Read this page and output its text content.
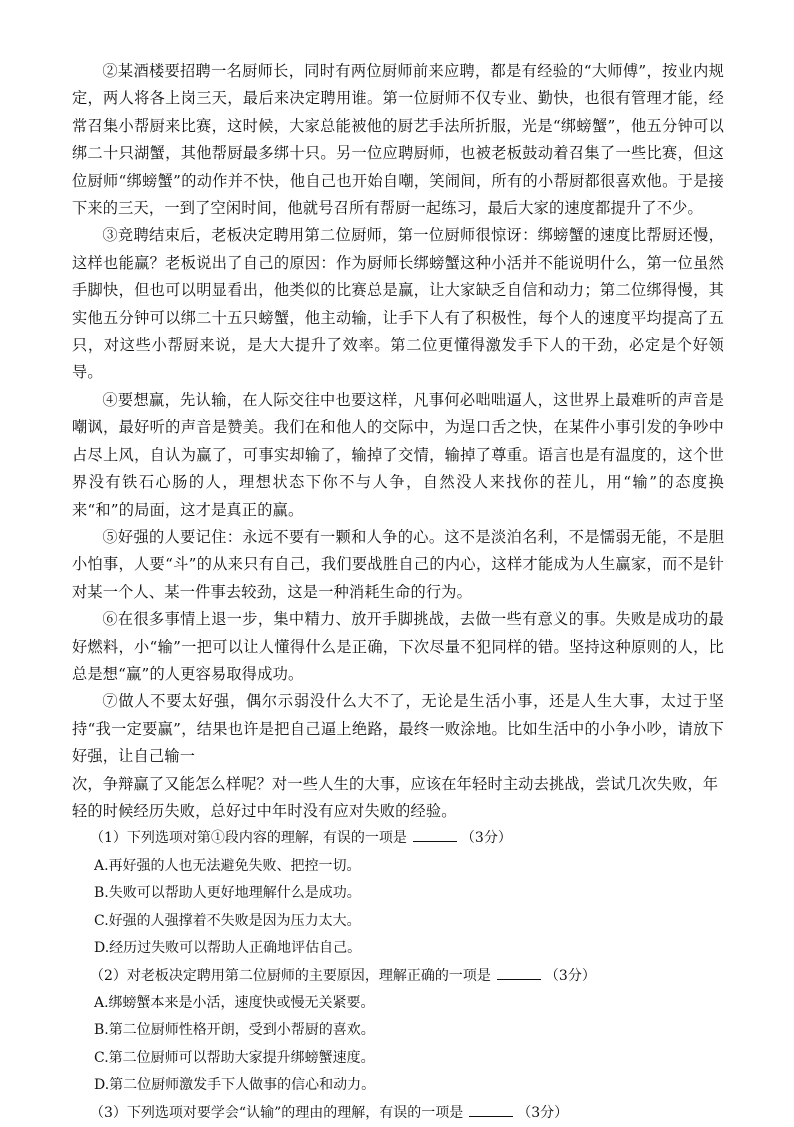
②某酒楼要招聘一名厨师长，同时有两位厨师前来应聘，都是有经验的“大师傅”，按业内规定，两人将各上岗三天，最后来决定聘用谁。第一位厨师不仅专业、勤快，也很有管理才能，经常召集小帮厨来比赛，这时候，大家总能被他的厨艺手法所折服，光是“绑螃蟹”，他五分钟可以绑二十只湖蟹，其他帮厨最多绑十只。另一位应聘厨师，也被老板鼓动着召集了一些比赛，但这位厨师“绑螃蟹”的动作并不快，他自己也开始自嘲，笑闹间，所有的小帮厨都很喜欢他。于是接下来的三天，一到了空闲时间，他就号召所有帮厨一起练习，最后大家的速度都提升了不少。

③竞聘结束后，老板决定聘用第二位厨师，第一位厨师很惊讶：绑螃蟹的速度比帮厨还慢，这样也能赢？老板说出了自己的原因：作为厨师长绑螃蟹这种小活并不能说明什么，第一位虽然手脚快，但也可以明显看出，他类似的比赛总是赢，让大家缺乏自信和动力；第二位绑得慢，其实他五分钟可以绑二十五只螃蟹，他主动输，让手下人有了积极性，每个人的速度平均提高了五只，对这些小帮厨来说，是大大提升了效率。第二位更懂得激发手下人的干劲，必定是个好领导。

④要想赢，先认输，在人际交往中也要这样，凡事何必咄咄逼人，这世界上最难听的声音是嘲讽，最好听的声音是赞美。我们在和他人的交际中，为逞口舌之快，在某件小事引发的争吵中占尽上风，自认为赢了，可事实却输了，输掉了交情，输掉了尊重。语言也是有温度的，这个世界没有铁石心肠的人，理想状态下你不与人争，自然没人来找你的茬儿，用“输”的态度换来“和”的局面，这才是真正的赢。

⑤好强的人要记住：永远不要有一颗和人争的心。这不是淡泊名利，不是懦弱无能，不是胆小怕事，人要“斗”的从来只有自己，我们要战胜自己的内心，这样才能成为人生赢家，而不是针对某一个人、某一件事去较劲，这是一种消耗生命的行为。

⑥在很多事情上退一步，集中精力、放开手脚挑战，去做一些有意义的事。失败是成功的最好燃料，小“输”一把可以让人懂得什么是正确，下次尽量不犯同样的错。坚持这种原则的人，比总是想“赢”的人更容易取得成功。

⑦做人不要太好强，偶尔示弱没什么大不了，无论是生活小事，还是人生大事，太过于坚持“我一定要赢”，结果也许是把自己逼上绝路，最终一败涂地。比如生活中的小争小吵，请放下好强，让自己输一

次，争辩赢了又能怎么样呢？对一些人生的大事，应该在年轻时主动去挑战，尝试几次失败，年轻的时候经历失败，总好过中年时没有应对失败的经验。

（1）下列选项对第①段内容的理解，有误的一项是	（3分）

A.再好强的人也无法避免失败、把控一切。

B.失败可以帮助人更好地理解什么是成功。

C.好强的人强撑着不失败是因为压力太大。

D.经历过失败可以帮助人正确地评估自己。

（2）对老板决定聘用第二位厨师的主要原因，理解正确的一项是	（3分）

A.绑螃蟹本来是小活，速度快或慢无关紧要。

B.第二位厨师性格开朗，受到小帮厨的喜欢。

C.第二位厨师可以帮助大家提升绑螃蟹速度。

D.第二位厨师激发手下人做事的信心和动力。

（3）下列选项对要学会“认输”的理由的理解，有误的一项是	（3分）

SET EXERCISE>
Give every line above again exactly, with no pictures.

ANSWER TO THE TASK>
Read this page and output its text content.
②某酒楼要招聘一名厨师长，同时有两位厨师前来应聘，都是有经验的“大师傅”，按业内规定，两人将各上岗三天，最后来决定聘用谁。第一位厨师不仅专业、勤快，也很有管理才能，经常召集小帮厨来比赛，这时候，大家总能被他的厨艺手法所折服，光是“绑螃蟹”，他五分钟可以绑二十只湖蟹，其他帮厨最多绑十只。另一位应聘厨师，也被老板鼓动着召集了一些比赛，但这位厨师“绑螃蟹”的动作并不快，他自己也开始自嘲，笑闹间，所有的小帮厨都很喜欢他。于是接下来的三天，一到了空闲时间，他就号召所有帮厨一起练习，最后大家的速度都提升了不少。

③竞聘结束后，老板决定聘用第二位厨师，第一位厨师很惊讶：绑螃蟹的速度比帮厨还慢，这样也能赢？老板说出了自己的原因：作为厨师长绑螃蟹这种小活并不能说明什么，第一位虽然手脚快，但也可以明显看出，他类似的比赛总是赢，让大家缺乏自信和动力；第二位绑得慢，其实他五分钟可以绑二十五只螃蟹，他主动输，让手下人有了积极性，每个人的速度平均提高了五只，对这些小帮厨来说，是大大提升了效率。第二位更懂得激发手下人的干劲，必定是个好领导。

④要想赢，先认输，在人际交往中也要这样，凡事何必咄咄逼人，这世界上最难听的声音是嘲讽，最好听的声音是赞美。我们在和他人的交际中，为逞口舌之快，在某件小事引发的争吵中占尽上风，自认为赢了，可事实却输了，输掉了交情，输掉了尊重。语言也是有温度的，这个世界没有铁石心肠的人，理想状态下你不与人争，自然没人来找你的茬儿，用“输”的态度换来“和”的局面，这才是真正的赢。

⑤好强的人要记住：永远不要有一颗和人争的心。这不是淡泊名利，不是懦弱无能，不是胆小怕事，人要“斗”的从来只有自己，我们要战胜自己的内心，这样才能成为人生赢家，而不是针对某一个人、某一件事去较劲，这是一种消耗生命的行为。

⑥在很多事情上退一步，集中精力、放开手脚挑战，去做一些有意义的事。失败是成功的最好燃料，小“输”一把可以让人懂得什么是正确，下次尽量不犯同样的错。坚持这种原则的人，比总是想“赢”的人更容易取得成功。

⑦做人不要太好强，偶尔示弱没什么大不了，无论是生活小事，还是人生大事，太过于坚持“我一定要赢”，结果也许是把自己逼上绝路，最终一败涂地。比如生活中的小争小吵，请放下好强，让自己输一

次，争辩赢了又能怎么样呢？对一些人生的大事，应该在年轻时主动去挑战，尝试几次失败，年轻的时候经历失败，总好过中年时没有应对失败的经验。

（1）下列选项对第①段内容的理解，有误的一项是	（3分）

A.再好强的人也无法避免失败、把控一切。

B.失败可以帮助人更好地理解什么是成功。

C.好强的人强撑着不失败是因为压力太大。

D.经历过失败可以帮助人正确地评估自己。

（2）对老板决定聘用第二位厨师的主要原因，理解正确的一项是	（3分）

A.绑螃蟹本来是小活，速度快或慢无关紧要。

B.第二位厨师性格开朗，受到小帮厨的喜欢。

C.第二位厨师可以帮助大家提升绑螃蟹速度。

D.第二位厨师激发手下人做事的信心和动力。

（3）下列选项对要学会“认输”的理由的理解，有误的一项是	（3分）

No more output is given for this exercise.